(Data extracted from a collection)
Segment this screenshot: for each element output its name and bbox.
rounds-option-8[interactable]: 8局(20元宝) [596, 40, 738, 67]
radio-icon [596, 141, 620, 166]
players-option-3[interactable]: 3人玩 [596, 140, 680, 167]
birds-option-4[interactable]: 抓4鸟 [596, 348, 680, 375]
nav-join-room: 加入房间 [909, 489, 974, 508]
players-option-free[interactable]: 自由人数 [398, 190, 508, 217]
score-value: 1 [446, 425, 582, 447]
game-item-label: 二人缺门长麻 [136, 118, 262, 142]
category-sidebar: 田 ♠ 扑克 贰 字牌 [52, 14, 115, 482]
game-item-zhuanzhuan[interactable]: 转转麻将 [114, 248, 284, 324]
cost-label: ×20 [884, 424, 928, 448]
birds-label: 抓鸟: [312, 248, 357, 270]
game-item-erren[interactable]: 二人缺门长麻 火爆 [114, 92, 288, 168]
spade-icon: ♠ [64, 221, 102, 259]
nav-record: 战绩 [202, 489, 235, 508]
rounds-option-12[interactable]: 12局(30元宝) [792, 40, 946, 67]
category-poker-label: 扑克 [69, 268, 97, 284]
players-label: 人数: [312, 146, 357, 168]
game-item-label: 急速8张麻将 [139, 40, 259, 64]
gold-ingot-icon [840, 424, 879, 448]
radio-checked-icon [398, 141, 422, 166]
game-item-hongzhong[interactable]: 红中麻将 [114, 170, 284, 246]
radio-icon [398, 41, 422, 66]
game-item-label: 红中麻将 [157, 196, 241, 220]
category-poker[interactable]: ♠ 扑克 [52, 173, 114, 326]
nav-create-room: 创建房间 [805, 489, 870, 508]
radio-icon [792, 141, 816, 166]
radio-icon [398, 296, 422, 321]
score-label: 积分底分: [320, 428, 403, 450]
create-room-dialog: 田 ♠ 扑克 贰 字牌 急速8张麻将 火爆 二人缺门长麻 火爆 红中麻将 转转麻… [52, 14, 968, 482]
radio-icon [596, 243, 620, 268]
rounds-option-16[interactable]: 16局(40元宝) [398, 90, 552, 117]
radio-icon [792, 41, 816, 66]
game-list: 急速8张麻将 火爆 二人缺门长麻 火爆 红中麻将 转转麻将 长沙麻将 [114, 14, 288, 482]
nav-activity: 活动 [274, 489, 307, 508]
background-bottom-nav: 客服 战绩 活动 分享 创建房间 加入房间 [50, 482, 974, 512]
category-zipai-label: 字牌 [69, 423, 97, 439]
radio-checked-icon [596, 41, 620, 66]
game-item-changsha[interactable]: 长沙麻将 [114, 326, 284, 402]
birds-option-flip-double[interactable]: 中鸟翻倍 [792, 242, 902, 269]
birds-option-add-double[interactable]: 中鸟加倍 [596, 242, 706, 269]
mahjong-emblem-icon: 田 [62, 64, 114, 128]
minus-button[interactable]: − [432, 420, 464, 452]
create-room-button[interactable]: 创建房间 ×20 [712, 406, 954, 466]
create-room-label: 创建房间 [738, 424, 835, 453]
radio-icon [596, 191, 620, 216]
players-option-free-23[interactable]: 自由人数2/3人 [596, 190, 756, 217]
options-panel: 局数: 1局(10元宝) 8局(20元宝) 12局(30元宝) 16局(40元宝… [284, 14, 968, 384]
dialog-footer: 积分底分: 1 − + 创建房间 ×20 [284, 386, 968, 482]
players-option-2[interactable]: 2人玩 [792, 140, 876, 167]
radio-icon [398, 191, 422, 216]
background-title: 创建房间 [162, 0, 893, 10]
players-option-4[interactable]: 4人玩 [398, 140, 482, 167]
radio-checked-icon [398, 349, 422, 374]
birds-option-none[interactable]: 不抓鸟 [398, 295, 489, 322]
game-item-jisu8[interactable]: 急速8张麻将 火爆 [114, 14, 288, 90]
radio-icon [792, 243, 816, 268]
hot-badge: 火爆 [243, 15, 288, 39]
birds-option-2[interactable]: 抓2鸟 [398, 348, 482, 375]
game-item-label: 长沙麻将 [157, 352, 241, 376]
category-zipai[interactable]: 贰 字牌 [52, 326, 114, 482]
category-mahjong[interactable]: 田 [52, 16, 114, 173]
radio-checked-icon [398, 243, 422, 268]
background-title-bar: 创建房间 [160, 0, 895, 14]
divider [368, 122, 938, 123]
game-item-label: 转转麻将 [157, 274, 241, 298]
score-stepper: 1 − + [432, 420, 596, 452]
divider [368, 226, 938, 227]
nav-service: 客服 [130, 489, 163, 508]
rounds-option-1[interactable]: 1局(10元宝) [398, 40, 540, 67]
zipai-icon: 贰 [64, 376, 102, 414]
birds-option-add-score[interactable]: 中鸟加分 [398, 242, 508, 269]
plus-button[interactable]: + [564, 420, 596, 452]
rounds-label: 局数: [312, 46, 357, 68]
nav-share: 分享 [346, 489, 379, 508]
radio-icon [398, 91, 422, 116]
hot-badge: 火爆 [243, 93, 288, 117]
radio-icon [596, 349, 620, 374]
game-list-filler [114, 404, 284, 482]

> _AIM_
Extract, without alteration, the lines of the listing that run from its beginning through the line containing "nav-join-room: 加入房间 [909, 489, 974, 508]", both ends included.

> _EXERCISE SOLUTION_
Segment this screenshot: for each element output its name and bbox.
rounds-option-8[interactable]: 8局(20元宝) [596, 40, 738, 67]
radio-icon [596, 141, 620, 166]
players-option-3[interactable]: 3人玩 [596, 140, 680, 167]
birds-option-4[interactable]: 抓4鸟 [596, 348, 680, 375]
nav-join-room: 加入房间 [909, 489, 974, 508]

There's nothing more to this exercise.